Register now to get rid of these ads!

got any ideas?

Discussion in 'The Hokey Ass Message Board' started by Mike Britton, Mar 24, 2011.

  1. OK,I'm back. ferrying Crissie back and forth to chemo treatments gives me too much time to think about this project. The greaseslapper is a 'glass '29 A that has a competition weight body. The doors are glued shut, and I have vacillated back and forth on the idea of opening the doors since the start of this project.
    My lovely wife, who, as you know, is never wrong, has said from the beginning that opening the doors would weaken the body too much to run on the street.
    I now agree with her.
    Now, I'm planning to run 1"sq. steel tube around under the top edge of the cockpit and build a steel frame to stiffen the thin body. My question is, how do I bend the 1"sq. tube? Would I be better using round conduit to build the skeleton?
    I could use the typical electrician's bender to bend that stuff.
    Would wood ply cut to fit and epoxied in using the West marine epoxy system be strong enough to stand up to crawling over the top? If I use wood, I would "skin" the inside of the body with 1/8" ply to stiffen the body even more. Weight isn't an issue with a 454.
    I know T buckets are "wooded" in, and this method would by far be the easiest to do, but those bodies are much smaller in cross section than an A body.
    I have most of the body issues ironed out, except how to strengthen the top of the cockpit so it doesn't give under the weight.

§ **Document understanding data**:
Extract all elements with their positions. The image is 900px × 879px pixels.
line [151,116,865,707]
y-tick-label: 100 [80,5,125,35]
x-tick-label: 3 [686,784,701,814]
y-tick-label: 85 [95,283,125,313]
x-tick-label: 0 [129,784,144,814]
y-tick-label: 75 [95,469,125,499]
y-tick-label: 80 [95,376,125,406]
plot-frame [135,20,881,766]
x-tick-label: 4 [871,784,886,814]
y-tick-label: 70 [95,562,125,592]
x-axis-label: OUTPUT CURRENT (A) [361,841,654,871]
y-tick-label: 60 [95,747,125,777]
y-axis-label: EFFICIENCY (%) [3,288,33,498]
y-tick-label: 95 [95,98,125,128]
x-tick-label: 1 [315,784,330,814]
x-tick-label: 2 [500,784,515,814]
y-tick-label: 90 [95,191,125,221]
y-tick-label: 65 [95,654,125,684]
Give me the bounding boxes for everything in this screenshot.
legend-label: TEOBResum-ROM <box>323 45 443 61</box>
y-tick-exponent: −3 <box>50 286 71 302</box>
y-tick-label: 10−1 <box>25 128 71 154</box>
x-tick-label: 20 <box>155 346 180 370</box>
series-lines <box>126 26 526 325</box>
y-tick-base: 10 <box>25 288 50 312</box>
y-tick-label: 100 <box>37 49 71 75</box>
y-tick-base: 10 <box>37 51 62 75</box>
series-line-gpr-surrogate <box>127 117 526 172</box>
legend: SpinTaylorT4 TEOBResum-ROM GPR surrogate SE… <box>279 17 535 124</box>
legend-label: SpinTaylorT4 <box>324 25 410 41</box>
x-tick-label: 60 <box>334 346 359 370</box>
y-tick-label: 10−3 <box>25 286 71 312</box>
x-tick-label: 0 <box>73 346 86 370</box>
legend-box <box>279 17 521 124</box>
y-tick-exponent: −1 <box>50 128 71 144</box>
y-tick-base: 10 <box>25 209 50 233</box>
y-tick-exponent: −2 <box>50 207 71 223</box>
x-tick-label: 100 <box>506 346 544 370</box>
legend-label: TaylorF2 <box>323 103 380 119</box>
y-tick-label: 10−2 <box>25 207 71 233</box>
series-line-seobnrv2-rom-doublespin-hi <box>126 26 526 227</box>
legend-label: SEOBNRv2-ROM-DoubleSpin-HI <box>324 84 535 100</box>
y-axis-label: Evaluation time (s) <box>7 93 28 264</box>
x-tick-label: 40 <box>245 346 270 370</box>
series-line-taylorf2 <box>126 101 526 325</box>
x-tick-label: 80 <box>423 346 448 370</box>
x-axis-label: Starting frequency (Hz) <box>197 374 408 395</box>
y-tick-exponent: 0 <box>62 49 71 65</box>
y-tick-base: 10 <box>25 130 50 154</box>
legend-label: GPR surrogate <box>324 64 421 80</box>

§ **What the exercise asks**:
Pick up the forum post about stiffening a fiberglass '29 A body and continue it from its last sentence.

§ **Reply**:
    The original builder has the body mounted so that the only weight on the body is the body itself, and it works fine as such. After the floor and firewall and rear bulkhead are glassed in do you think wood stiffeners virtically along the doors would be enough?
    Can you tell I'm having a hard time seeing this part of the project in my feeble mind? Thanks, Mike
    [​IMG]
    Uploaded with ImageShack.us
     
  2. Another shot of the body, I don't know how to put more than one photo in a reply, sorry.
    [​IMG]
    Uploaded with ImageShack.us
     
  3. F&J
    Joined: Apr 5, 2007
    Posts: 13,222

    F&J
    Member

    I messed around trying to bend square and rectangular.


    I can measure gauge size of these tomorrow. The stuff that bent real nice was 1/2" square. It will bend around that tight corner on the rear body. I did not have any luck with bigger sizes when going for a tight bend. I tried sand, heat, etc, but could not get it done.

    My project was a 32 coupster cut off with just a thin edge at the tops of all the body panels. I also used the 1/2" to make a skeleton frame for a lift off sheet metal, fake cabriolet roof. It's all pretty strong.

    If you use the 1/2" sq at the top edge where the bends need to be very fussy, then you could add larger square/rect a few inches below the 1/2" where you won't need a bend; just do a welded 90*...then tie the upper and lower tubes together with sheetmetal. I did just that, to beef the B pillars. I should take a pic :rolleyes:

    I made a simple jig to bend the 1/2" sq tubing. Just a round object welded to a 1/2" thick junk plate that was maybe 8"wide x 5 feet. Then put a stop somewhere near that round object to hold one end of the sq tube, then work the long end by hand.

    Larger tubing would be a lot stronger for your body if you can do that tight bend somehow. I can't...and don't see how it would bend that tight without some special bender.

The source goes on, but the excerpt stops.